Quoted text:
════════════════════

The simplest mental image is this: the spectral theorem says that every finite-dimensional observable secretly comes with its own coordinate system. In that coordinate system, the observable is diagonal. A measurement in that observable is just a measurement of which diagonal block, or eigenspace, the state belongs to.
Example: Pauli \(Z\)
The Pauli \(Z\) operator is
\[ Z= \begin{pmatrix} 1&0\\ 0&-1 \end{pmatrix}. \]
It is Hermitian and already diagonal in the computational basis. Its eigenvectors are
\[ |0\rangle= \begin{pmatrix}1\\0\end{pmatrix}, \qquad |1\rangle= \begin{pmatrix}0\\1\end{pmatrix}, \]
with eigenvalues \(+1\) and \(-1\). Therefore
\[ Z=|0\rangle\langle0|-|1\rangle\langle1|. \]
If
\[ |\psi\rangle=\alpha|0\rangle+\beta|1\rangle, \qquad |\alpha|^2+|\beta|^2=1, \]
then measuring \(Z\) gives outcome \(+1\) with probability \(|\alpha|^2\) and outcome \(-1\) with probability \(|\beta|^2\). The spectral theorem is doing something very simple here: it tells us that \(Z\) measures the state in the computational basis.
Example: Pauli \(X\)
The Pauli \(X\) operator is
\[ X= \begin{pmatrix} 0&1\\ 1&0 \end{pmatrix}. \]
It is Hermitian, but it is not diagonal in the computational basis. The spectral theorem says that there must be another orthonormal basis in which it is diagonal. That basis is
\[ |+\rangle= \frac{|0\rangle+|1\rangle}{\sqrt2}, \qquad |-\rangle= \frac{|0\rangle-|1\rangle}{\sqrt2}. \]
Indeed,
\[ X|+\rangle=|+\rangle, \qquad X|-\rangle=-|-\rangle. \]
Thus
\[ X=|+\rangle\langle+|-|-\rangle\langle-|. \]
This example shows why diagonalization has physical meaning. The operator \(X\) is not a computational-basis measurement. It is a measurement in the \(|+\rangle,|-\rangle\) basis. If the input state is \(|0\rangle\), then
\[ |0\rangle=\frac{|+\rangle+|-\rangle}{\sqrt2}. \]
So measuring \(X\) on \(|0\rangle\) gives \(+1\) with probability \(1/2\) and \(-1\) with probability \(1/2\). The theorem tells us which basis the observable naturally measures.

════════════════════

Records:
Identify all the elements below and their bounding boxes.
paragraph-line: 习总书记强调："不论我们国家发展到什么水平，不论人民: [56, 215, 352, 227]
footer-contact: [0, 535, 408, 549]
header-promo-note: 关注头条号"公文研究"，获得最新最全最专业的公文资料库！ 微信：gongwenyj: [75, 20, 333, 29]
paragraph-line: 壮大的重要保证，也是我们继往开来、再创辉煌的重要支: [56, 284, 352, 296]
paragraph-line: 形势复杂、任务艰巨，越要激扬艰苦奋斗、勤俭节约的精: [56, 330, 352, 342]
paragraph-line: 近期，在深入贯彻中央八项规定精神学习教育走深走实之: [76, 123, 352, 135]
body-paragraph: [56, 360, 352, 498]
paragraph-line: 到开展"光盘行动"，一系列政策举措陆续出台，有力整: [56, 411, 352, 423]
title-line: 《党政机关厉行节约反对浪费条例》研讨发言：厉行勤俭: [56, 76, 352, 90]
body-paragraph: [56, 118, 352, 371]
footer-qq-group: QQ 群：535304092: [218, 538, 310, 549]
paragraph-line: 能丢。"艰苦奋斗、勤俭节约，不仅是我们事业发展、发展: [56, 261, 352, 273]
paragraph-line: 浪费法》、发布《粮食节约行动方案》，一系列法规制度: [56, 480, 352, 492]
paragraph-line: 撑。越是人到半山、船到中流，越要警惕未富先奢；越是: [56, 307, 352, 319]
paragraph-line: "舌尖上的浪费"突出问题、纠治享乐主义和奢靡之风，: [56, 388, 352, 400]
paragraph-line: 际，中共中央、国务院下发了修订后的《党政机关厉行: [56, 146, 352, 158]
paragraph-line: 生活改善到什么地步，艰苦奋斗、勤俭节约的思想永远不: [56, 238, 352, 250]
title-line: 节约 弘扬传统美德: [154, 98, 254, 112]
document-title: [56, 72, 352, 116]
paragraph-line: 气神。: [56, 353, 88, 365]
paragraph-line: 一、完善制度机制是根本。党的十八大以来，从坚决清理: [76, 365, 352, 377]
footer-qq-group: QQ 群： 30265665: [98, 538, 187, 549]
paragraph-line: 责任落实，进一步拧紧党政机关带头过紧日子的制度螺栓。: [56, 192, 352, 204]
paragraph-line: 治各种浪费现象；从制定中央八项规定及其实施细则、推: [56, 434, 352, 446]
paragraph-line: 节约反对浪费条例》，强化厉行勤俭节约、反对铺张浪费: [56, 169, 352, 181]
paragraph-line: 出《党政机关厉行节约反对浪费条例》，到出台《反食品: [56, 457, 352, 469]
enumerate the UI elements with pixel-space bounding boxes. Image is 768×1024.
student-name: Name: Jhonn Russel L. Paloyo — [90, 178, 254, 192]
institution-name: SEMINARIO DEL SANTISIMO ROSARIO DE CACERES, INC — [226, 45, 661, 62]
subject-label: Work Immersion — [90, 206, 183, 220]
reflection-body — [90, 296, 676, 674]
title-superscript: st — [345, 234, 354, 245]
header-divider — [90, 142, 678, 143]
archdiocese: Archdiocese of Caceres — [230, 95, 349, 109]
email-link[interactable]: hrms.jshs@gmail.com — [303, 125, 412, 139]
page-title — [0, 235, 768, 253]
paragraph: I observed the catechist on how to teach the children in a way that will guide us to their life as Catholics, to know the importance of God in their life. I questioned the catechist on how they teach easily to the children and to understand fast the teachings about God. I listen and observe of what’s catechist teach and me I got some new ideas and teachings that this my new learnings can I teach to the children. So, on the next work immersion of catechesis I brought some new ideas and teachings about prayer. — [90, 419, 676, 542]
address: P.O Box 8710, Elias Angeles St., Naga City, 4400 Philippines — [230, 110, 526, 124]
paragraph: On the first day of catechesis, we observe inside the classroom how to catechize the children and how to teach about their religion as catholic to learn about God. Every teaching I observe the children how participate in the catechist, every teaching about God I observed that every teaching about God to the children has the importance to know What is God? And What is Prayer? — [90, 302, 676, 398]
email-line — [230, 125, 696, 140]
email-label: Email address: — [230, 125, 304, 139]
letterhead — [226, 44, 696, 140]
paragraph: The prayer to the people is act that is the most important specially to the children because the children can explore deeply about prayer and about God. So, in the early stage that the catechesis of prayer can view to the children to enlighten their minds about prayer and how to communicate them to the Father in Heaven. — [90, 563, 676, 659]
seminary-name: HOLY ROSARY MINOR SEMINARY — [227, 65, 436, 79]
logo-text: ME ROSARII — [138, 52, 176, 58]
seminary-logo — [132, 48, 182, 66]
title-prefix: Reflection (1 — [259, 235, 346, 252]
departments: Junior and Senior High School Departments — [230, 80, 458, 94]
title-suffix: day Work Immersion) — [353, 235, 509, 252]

════════════════════

Problems to solve:
1. Copy the rows verbatim, starting at their first line and ending after the line containing "page-title — [0, 235, 768, 253]".
2. Continue the text on the spectral theorem and Pauli observables from its last sentence.
The rows and the spectral theorem text are independent material.

The results:
1.
Identify all the elements below and their bounding boxes.
paragraph-line: 习总书记强调："不论我们国家发展到什么水平，不论人民: [56, 215, 352, 227]
footer-contact: [0, 535, 408, 549]
header-promo-note: 关注头条号"公文研究"，获得最新最全最专业的公文资料库！ 微信：gongwenyj: [75, 20, 333, 29]
paragraph-line: 壮大的重要保证，也是我们继往开来、再创辉煌的重要支: [56, 284, 352, 296]
paragraph-line: 形势复杂、任务艰巨，越要激扬艰苦奋斗、勤俭节约的精: [56, 330, 352, 342]
paragraph-line: 近期，在深入贯彻中央八项规定精神学习教育走深走实之: [76, 123, 352, 135]
body-paragraph: [56, 360, 352, 498]
paragraph-line: 到开展"光盘行动"，一系列政策举措陆续出台，有力整: [56, 411, 352, 423]
title-line: 《党政机关厉行节约反对浪费条例》研讨发言：厉行勤俭: [56, 76, 352, 90]
body-paragraph: [56, 118, 352, 371]
footer-qq-group: QQ 群：535304092: [218, 538, 310, 549]
paragraph-line: 能丢。"艰苦奋斗、勤俭节约，不仅是我们事业发展、发展: [56, 261, 352, 273]
paragraph-line: 浪费法》、发布《粮食节约行动方案》，一系列法规制度: [56, 480, 352, 492]
paragraph-line: 撑。越是人到半山、船到中流，越要警惕未富先奢；越是: [56, 307, 352, 319]
paragraph-line: "舌尖上的浪费"突出问题、纠治享乐主义和奢靡之风，: [56, 388, 352, 400]
paragraph-line: 际，中共中央、国务院下发了修订后的《党政机关厉行: [56, 146, 352, 158]
paragraph-line: 生活改善到什么地步，艰苦奋斗、勤俭节约的思想永远不: [56, 238, 352, 250]
title-line: 节约 弘扬传统美德: [154, 98, 254, 112]
document-title: [56, 72, 352, 116]
paragraph-line: 气神。: [56, 353, 88, 365]
paragraph-line: 一、完善制度机制是根本。党的十八大以来，从坚决清理: [76, 365, 352, 377]
footer-qq-group: QQ 群： 30265665: [98, 538, 187, 549]
paragraph-line: 责任落实，进一步拧紧党政机关带头过紧日子的制度螺栓。: [56, 192, 352, 204]
paragraph-line: 治各种浪费现象；从制定中央八项规定及其实施细则、推: [56, 434, 352, 446]
paragraph-line: 节约反对浪费条例》，强化厉行勤俭节约、反对铺张浪费: [56, 169, 352, 181]
paragraph-line: 出《党政机关厉行节约反对浪费条例》，到出台《反食品: [56, 457, 352, 469]
enumerate the UI elements with pixel-space bounding boxes. Image is 768×1024.
student-name: Name: Jhonn Russel L. Paloyo — [90, 178, 254, 192]
institution-name: SEMINARIO DEL SANTISIMO ROSARIO DE CACERES, INC — [226, 45, 661, 62]
subject-label: Work Immersion — [90, 206, 183, 220]
reflection-body — [90, 296, 676, 674]
title-superscript: st — [345, 234, 354, 245]
header-divider — [90, 142, 678, 143]
archdiocese: Archdiocese of Caceres — [230, 95, 349, 109]
email-link[interactable]: hrms.jshs@gmail.com — [303, 125, 412, 139]
page-title — [0, 235, 768, 253]

2.
Example: degeneracy and coarse-grained information
Consider the two-qubit observable
\[ Z\otimes I. \]
It measures the first qubit in the \(Z\)-basis and ignores the second qubit. Acting on computational-basis states, it gives
\[ (Z\otimes I)|00\rangle=|00\rangle, \qquad (Z\otimes I)|01\rangle=|01\rangle, \]
and
\[ (Z\otimes I)|10\rangle=-|10\rangle, \qquad (Z\otimes I)|11\rangle=-|11\rangle. \]
The eigenvalue \(+1\) has a two-dimensional eigenspace spanned by \(|00\rangle\) and \(|01\rangle\). The eigenvalue \(-1\) has a two-dimensional eigenspace spanned by \(|10\rangle\) and \(|11\rangle\). Therefore
\[ Z\otimes I=P_+-P_-, \]
where
\[ P_+=|00\rangle\langle00|+|01\rangle\langle01| \]
and
\[ P_-=|10\rangle\langle10|+|11\rangle\langle11|. \]
This example is important because it shows that a measurement outcome need not identify a single vector. It may identify a whole subspace. Measuring \(Z\otimes I\) tells us the value of the first qubit in the \(Z\)-basis, but it does not tell us whether the second qubit was \(|0\rangle\) or \(|1\rangle\). Degeneracy is therefore a mathematical expression of coarse-grained information.
Example: density operators and entropy
A density operator \(\rho\) is Hermitian, positive semidefinite, and has trace one. By the spectral theorem,
\[ \rho=\sum_j p_j|e_j\rangle\langle e_j|, \]
where
\[ p_j\ge0, \qquad \sum_j p_j=1. \]
Thus every finite-dimensional quantum state can be viewed as a classical probability distribution over an orthonormal eigenbasis, at least for the purpose of functions of \(\rho\). For example, the von Neumann entropy becomes
\[ S(\rho)=-\operatorname{Tr}(\rho\log\rho) =-\sum_j p_j\log p_j. \]
This is one of the most common ways the spectral theorem is used in quantum information theory. It allows us to reduce many questions about a density operator to questions about its eigenvalues.
This does not mean that every mixed state is merely classical ignorance in one fixed universal basis. Different density operators generally have different eigenbases, and noncommuting states cannot all be diagonalized in the same basis. The spectral theorem diagonalizes one Hermitian operator at a time. Simultaneous diagonalization requires additional commutativity assumptions.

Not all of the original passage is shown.